- [Work to be completed]
Below is a block of records: output all of them exactly and leave out the pictures.

○ ○ ○ ○

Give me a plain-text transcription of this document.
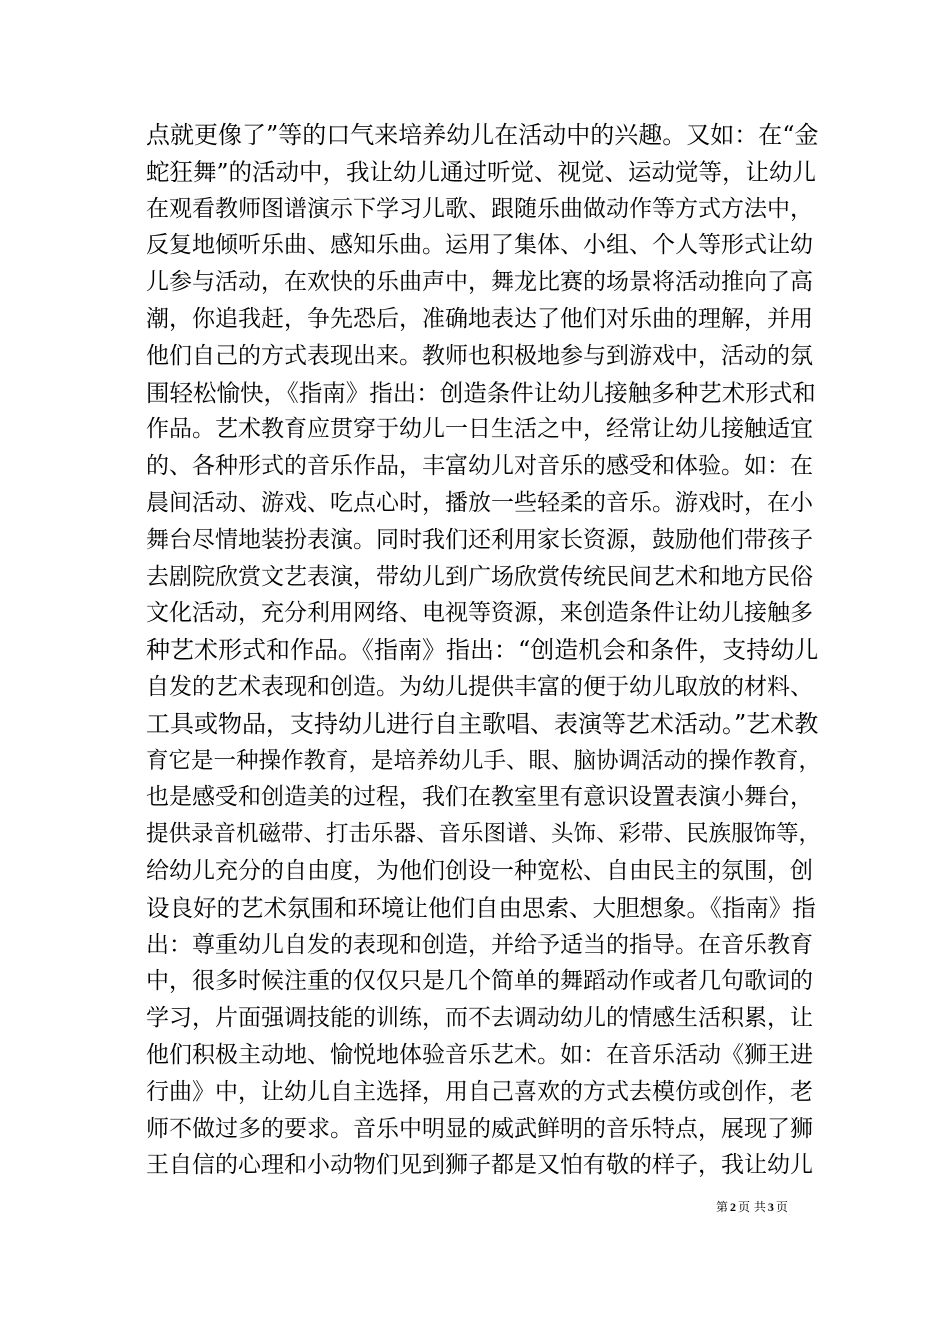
点就更像了”等的口气来培养幼儿在活动中的兴趣。又如：在“金
蛇狂舞”的活动中，我让幼儿通过听觉、视觉、运动觉等，让幼儿
在观看教师图谱演示下学习儿歌、跟随乐曲做动作等方式方法中，
反复地倾听乐曲、感知乐曲。运用了集体、小组、个人等形式让幼
儿参与活动，在欢快的乐曲声中，舞龙比赛的场景将活动推向了高
潮，你追我赶，争先恐后，准确地表达了他们对乐曲的理解，并用
他们自己的方式表现出来。教师也积极地参与到游戏中，活动的氛
围轻松愉快，《指南》指出：创造条件让幼儿接触多种艺术形式和
作品。艺术教育应贯穿于幼儿一日生活之中，经常让幼儿接触适宜
的、各种形式的音乐作品，丰富幼儿对音乐的感受和体验。如：在
晨间活动、游戏、吃点心时，播放一些轻柔的音乐。游戏时，在小
舞台尽情地装扮表演。同时我们还利用家长资源，鼓励他们带孩子
去剧院欣赏文艺表演，带幼儿到广场欣赏传统民间艺术和地方民俗
文化活动，充分利用网络、电视等资源，来创造条件让幼儿接触多
种艺术形式和作品。《指南》指出：“创造机会和条件，支持幼儿
自发的艺术表现和创造。为幼儿提供丰富的便于幼儿取放的材料、
工具或物品，支持幼儿进行自主歌唱、表演等艺术活动。”艺术教
育它是一种操作教育，是培养幼儿手、眼、脑协调活动的操作教育，
也是感受和创造美的过程，我们在教室里有意识设置表演小舞台，
提供录音机磁带、打击乐器、音乐图谱、头饰、彩带、民族服饰等，
给幼儿充分的自由度，为他们创设一种宽松、自由民主的氛围，创
设良好的艺术氛围和环境让他们自由思索、大胆想象。《指南》指
出：尊重幼儿自发的表现和创造，并给予适当的指导。在音乐教育
中，很多时候注重的仅仅只是几个简单的舞蹈动作或者几句歌词的
学习，片面强调技能的训练，而不去调动幼儿的情感生活积累，让
他们积极主动地、愉悦地体验音乐艺术。如：在音乐活动《狮王进
行曲》中，让幼儿自主选择，用自己喜欢的方式去模仿或创作，老
师不做过多的要求。音乐中明显的威武鲜明的音乐特点，展现了狮
王自信的心理和小动物们见到狮子都是又怕有敬的样子，我让幼儿
第 2 页 共 3 页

○ ○ ○ ○

- [Written answer]
Give me a plain-text transcription of this document.
点就更像了”等的口气来培养幼儿在活动中的兴趣。又如：在“金
蛇狂舞”的活动中，我让幼儿通过听觉、视觉、运动觉等，让幼儿
在观看教师图谱演示下学习儿歌、跟随乐曲做动作等方式方法中，
反复地倾听乐曲、感知乐曲。运用了集体、小组、个人等形式让幼
儿参与活动，在欢快的乐曲声中，舞龙比赛的场景将活动推向了高
潮，你追我赶，争先恐后，准确地表达了他们对乐曲的理解，并用
他们自己的方式表现出来。教师也积极地参与到游戏中，活动的氛
围轻松愉快，《指南》指出：创造条件让幼儿接触多种艺术形式和
作品。艺术教育应贯穿于幼儿一日生活之中，经常让幼儿接触适宜
的、各种形式的音乐作品，丰富幼儿对音乐的感受和体验。如：在
晨间活动、游戏、吃点心时，播放一些轻柔的音乐。游戏时，在小
舞台尽情地装扮表演。同时我们还利用家长资源，鼓励他们带孩子
去剧院欣赏文艺表演，带幼儿到广场欣赏传统民间艺术和地方民俗
文化活动，充分利用网络、电视等资源，来创造条件让幼儿接触多
种艺术形式和作品。《指南》指出：“创造机会和条件，支持幼儿
自发的艺术表现和创造。为幼儿提供丰富的便于幼儿取放的材料、
工具或物品，支持幼儿进行自主歌唱、表演等艺术活动。”艺术教
育它是一种操作教育，是培养幼儿手、眼、脑协调活动的操作教育，
也是感受和创造美的过程，我们在教室里有意识设置表演小舞台，
提供录音机磁带、打击乐器、音乐图谱、头饰、彩带、民族服饰等，
给幼儿充分的自由度，为他们创设一种宽松、自由民主的氛围，创
设良好的艺术氛围和环境让他们自由思索、大胆想象。《指南》指
出：尊重幼儿自发的表现和创造，并给予适当的指导。在音乐教育
中，很多时候注重的仅仅只是几个简单的舞蹈动作或者几句歌词的
学习，片面强调技能的训练，而不去调动幼儿的情感生活积累，让
他们积极主动地、愉悦地体验音乐艺术。如：在音乐活动《狮王进
行曲》中，让幼儿自主选择，用自己喜欢的方式去模仿或创作，老
师不做过多的要求。音乐中明显的威武鲜明的音乐特点，展现了狮
王自信的心理和小动物们见到狮子都是又怕有敬的样子，我让幼儿
第 2 页 共 3 页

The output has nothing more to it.